start
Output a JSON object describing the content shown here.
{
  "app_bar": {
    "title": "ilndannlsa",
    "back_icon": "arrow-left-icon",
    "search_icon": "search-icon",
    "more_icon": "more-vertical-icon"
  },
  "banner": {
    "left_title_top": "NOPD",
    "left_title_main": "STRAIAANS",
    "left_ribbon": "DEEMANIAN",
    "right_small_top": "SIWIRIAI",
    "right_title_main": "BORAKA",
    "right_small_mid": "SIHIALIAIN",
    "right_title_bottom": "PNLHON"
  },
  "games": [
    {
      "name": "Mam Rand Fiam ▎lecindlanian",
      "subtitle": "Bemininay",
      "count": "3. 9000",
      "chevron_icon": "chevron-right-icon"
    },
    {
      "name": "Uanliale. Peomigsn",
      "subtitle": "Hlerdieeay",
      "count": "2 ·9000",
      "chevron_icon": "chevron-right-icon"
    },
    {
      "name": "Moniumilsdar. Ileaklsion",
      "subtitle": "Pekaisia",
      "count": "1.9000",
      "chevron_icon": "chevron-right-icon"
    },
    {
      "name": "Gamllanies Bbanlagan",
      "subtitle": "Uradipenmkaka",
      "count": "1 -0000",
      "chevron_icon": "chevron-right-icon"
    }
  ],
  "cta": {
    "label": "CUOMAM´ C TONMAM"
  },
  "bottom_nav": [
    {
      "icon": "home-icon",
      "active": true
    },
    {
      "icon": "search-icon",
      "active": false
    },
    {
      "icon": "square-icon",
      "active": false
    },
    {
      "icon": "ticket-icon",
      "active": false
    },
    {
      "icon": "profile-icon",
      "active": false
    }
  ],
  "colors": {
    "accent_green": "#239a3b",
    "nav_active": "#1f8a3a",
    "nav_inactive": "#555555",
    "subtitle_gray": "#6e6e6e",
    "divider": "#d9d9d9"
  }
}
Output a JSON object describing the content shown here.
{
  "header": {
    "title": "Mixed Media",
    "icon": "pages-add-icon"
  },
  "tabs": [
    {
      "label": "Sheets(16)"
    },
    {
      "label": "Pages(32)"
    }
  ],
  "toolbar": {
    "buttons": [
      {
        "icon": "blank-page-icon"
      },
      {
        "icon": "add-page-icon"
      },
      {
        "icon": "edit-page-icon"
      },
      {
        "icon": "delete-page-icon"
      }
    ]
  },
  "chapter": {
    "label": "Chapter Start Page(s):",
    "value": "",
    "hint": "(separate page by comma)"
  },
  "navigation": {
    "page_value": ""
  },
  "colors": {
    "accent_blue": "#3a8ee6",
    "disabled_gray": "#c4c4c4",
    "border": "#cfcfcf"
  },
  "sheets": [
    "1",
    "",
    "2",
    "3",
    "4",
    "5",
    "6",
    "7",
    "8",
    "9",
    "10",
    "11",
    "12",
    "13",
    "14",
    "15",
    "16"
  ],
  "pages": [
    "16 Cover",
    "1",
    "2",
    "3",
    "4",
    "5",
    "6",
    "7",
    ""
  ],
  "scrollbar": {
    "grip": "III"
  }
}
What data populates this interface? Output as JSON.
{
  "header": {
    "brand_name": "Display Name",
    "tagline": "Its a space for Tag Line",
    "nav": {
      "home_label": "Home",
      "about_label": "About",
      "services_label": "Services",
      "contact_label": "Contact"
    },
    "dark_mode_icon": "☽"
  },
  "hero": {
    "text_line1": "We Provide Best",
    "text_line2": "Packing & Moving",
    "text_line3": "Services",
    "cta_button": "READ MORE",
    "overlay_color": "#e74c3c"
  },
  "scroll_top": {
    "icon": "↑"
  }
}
end
Written exercise |
Repeat the data exactly. Leave nothing out.

Reply to the exercise |
Output a JSON object describing the content shown here.
{
  "app_bar": {
    "title": "ilndannlsa",
    "back_icon": "arrow-left-icon",
    "search_icon": "search-icon",
    "more_icon": "more-vertical-icon"
  },
  "banner": {
    "left_title_top": "NOPD",
    "left_title_main": "STRAIAANS",
    "left_ribbon": "DEEMANIAN",
    "right_small_top": "SIWIRIAI",
    "right_title_main": "BORAKA",
    "right_small_mid": "SIHIALIAIN",
    "right_title_bottom": "PNLHON"
  },
  "games": [
    {
      "name": "Mam Rand Fiam ▎lecindlanian",
      "subtitle": "Bemininay",
      "count": "3. 9000",
      "chevron_icon": "chevron-right-icon"
    },
    {
      "name": "Uanliale. Peomigsn",
      "subtitle": "Hlerdieeay",
      "count": "2 ·9000",
      "chevron_icon": "chevron-right-icon"
    },
    {
      "name": "Moniumilsdar. Ileaklsion",
      "subtitle": "Pekaisia",
      "count": "1.9000",
      "chevron_icon": "chevron-right-icon"
    },
    {
      "name": "Gamllanies Bbanlagan",
      "subtitle": "Uradipenmkaka",
      "count": "1 -0000",
      "chevron_icon": "chevron-right-icon"
    }
  ],
  "cta": {
    "label": "CUOMAM´ C TONMAM"
  },
  "bottom_nav": [
    {
      "icon": "home-icon",
      "active": true
    },
    {
      "icon": "search-icon",
      "active": false
    },
    {
      "icon": "square-icon",
      "active": false
    },
    {
      "icon": "ticket-icon",
      "active": false
    },
    {
      "icon": "profile-icon",
      "active": false
    }
  ],
  "colors": {
    "accent_green": "#239a3b",
    "nav_active": "#1f8a3a",
    "nav_inactive": "#555555",
    "subtitle_gray": "#6e6e6e",
    "divider": "#d9d9d9"
  }
}
Output a JSON object describing the content shown here.
{
  "header": {
    "title": "Mixed Media",
    "icon": "pages-add-icon"
  },
  "tabs": [
    {
      "label": "Sheets(16)"
    },
    {
      "label": "Pages(32)"
    }
  ],
  "toolbar": {
    "buttons": [
      {
        "icon": "blank-page-icon"
      },
      {
        "icon": "add-page-icon"
      },
      {
        "icon": "edit-page-icon"
      },
      {
        "icon": "delete-page-icon"
      }
    ]
  },
  "chapter": {
    "label": "Chapter Start Page(s):",
    "value": "",
    "hint": "(separate page by comma)"
  },
  "navigation": {
    "page_value": ""
  },
  "colors": {
    "accent_blue": "#3a8ee6",
    "disabled_gray": "#c4c4c4",
    "border": "#cfcfcf"
  },
  "sheets": [
    "1",
    "",
    "2",
    "3",
    "4",
    "5",
    "6",
    "7",
    "8",
    "9",
    "10",
    "11",
    "12",
    "13",
    "14",
    "15",
    "16"
  ],
  "pages": [
    "16 Cover",
    "1",
    "2",
    "3",
    "4",
    "5",
    "6",
    "7",
    ""
  ],
  "scrollbar": {
    "grip": "III"
  }
}
What data populates this interface? Output as JSON.
{
  "header": {
    "brand_name": "Display Name",
    "tagline": "Its a space for Tag Line",
    "nav": {
      "home_label": "Home",
      "about_label": "About",
      "services_label": "Services",
      "contact_label": "Contact"
    },
    "dark_mode_icon": "☽"
  },
  "hero": {
    "text_line1": "We Provide Best",
    "text_line2": "Packing & Moving",
    "text_line3": "Services",
    "cta_button": "READ MORE",
    "overlay_color": "#e74c3c"
  },
  "scroll_top": {
    "icon": "↑"
  }
}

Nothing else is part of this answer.